▸ **Given task**: Emit the data below verbatim, stripping out any pictures.

▸ **Data listing**:
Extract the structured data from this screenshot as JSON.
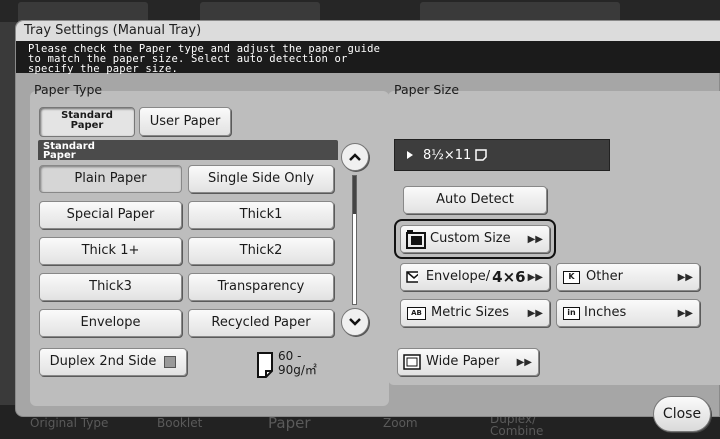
{
  "background": {
    "bottom_tabs": [
      "Original Type",
      "Booklet",
      "Paper",
      "Zoom",
      "Duplex/\nCombine"
    ]
  },
  "dialog": {
    "title": "Tray Settings (Manual Tray)",
    "message_lines": [
      "Please check the Paper type and adjust the paper guide",
      "to match the paper size. Select auto detection or",
      "specify the paper size."
    ]
  },
  "paper_type": {
    "label": "Paper Type",
    "tabs": [
      {
        "label": "Standard\nPaper",
        "selected": true
      },
      {
        "label": "User Paper",
        "selected": false
      }
    ],
    "list_header": "Standard\nPaper",
    "options": [
      [
        "Plain Paper",
        "Single Side Only"
      ],
      [
        "Special Paper",
        "Thick1"
      ],
      [
        "Thick 1+",
        "Thick2"
      ],
      [
        "Thick3",
        "Transparency"
      ],
      [
        "Envelope",
        "Recycled Paper"
      ]
    ],
    "selected_option": "Plain Paper",
    "duplex_label": "Duplex 2nd Side",
    "weight_line1": "60 -",
    "weight_line2": "90g/㎡"
  },
  "paper_size": {
    "label": "Paper Size",
    "current": "8½×11",
    "auto_detect": "Auto Detect",
    "custom_size": "Custom Size",
    "envelope_label": "Envelope/",
    "envelope_size": "4×6",
    "other": "Other",
    "metric_sizes": "Metric Sizes",
    "inches": "Inches",
    "wide_paper": "Wide Paper",
    "icon_badges": {
      "other": "K",
      "metric": "AB",
      "inches": "in"
    }
  },
  "close_label": "Close"
}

▸ **The answer**:
Extract the structured data from this screenshot as JSON.
{
  "background": {
    "bottom_tabs": [
      "Original Type",
      "Booklet",
      "Paper",
      "Zoom",
      "Duplex/\nCombine"
    ]
  },
  "dialog": {
    "title": "Tray Settings (Manual Tray)",
    "message_lines": [
      "Please check the Paper type and adjust the paper guide",
      "to match the paper size. Select auto detection or",
      "specify the paper size."
    ]
  },
  "paper_type": {
    "label": "Paper Type",
    "tabs": [
      {
        "label": "Standard\nPaper",
        "selected": true
      },
      {
        "label": "User Paper",
        "selected": false
      }
    ],
    "list_header": "Standard\nPaper",
    "options": [
      [
        "Plain Paper",
        "Single Side Only"
      ],
      [
        "Special Paper",
        "Thick1"
      ],
      [
        "Thick 1+",
        "Thick2"
      ],
      [
        "Thick3",
        "Transparency"
      ],
      [
        "Envelope",
        "Recycled Paper"
      ]
    ],
    "selected_option": "Plain Paper",
    "duplex_label": "Duplex 2nd Side",
    "weight_line1": "60 -",
    "weight_line2": "90g/㎡"
  },
  "paper_size": {
    "label": "Paper Size",
    "current": "8½×11",
    "auto_detect": "Auto Detect",
    "custom_size": "Custom Size",
    "envelope_label": "Envelope/",
    "envelope_size": "4×6",
    "other": "Other",
    "metric_sizes": "Metric Sizes",
    "inches": "Inches",
    "wide_paper": "Wide Paper",
    "icon_badges": {
      "other": "K",
      "metric": "AB",
      "inches": "in"
    }
  },
  "close_label": "Close"
}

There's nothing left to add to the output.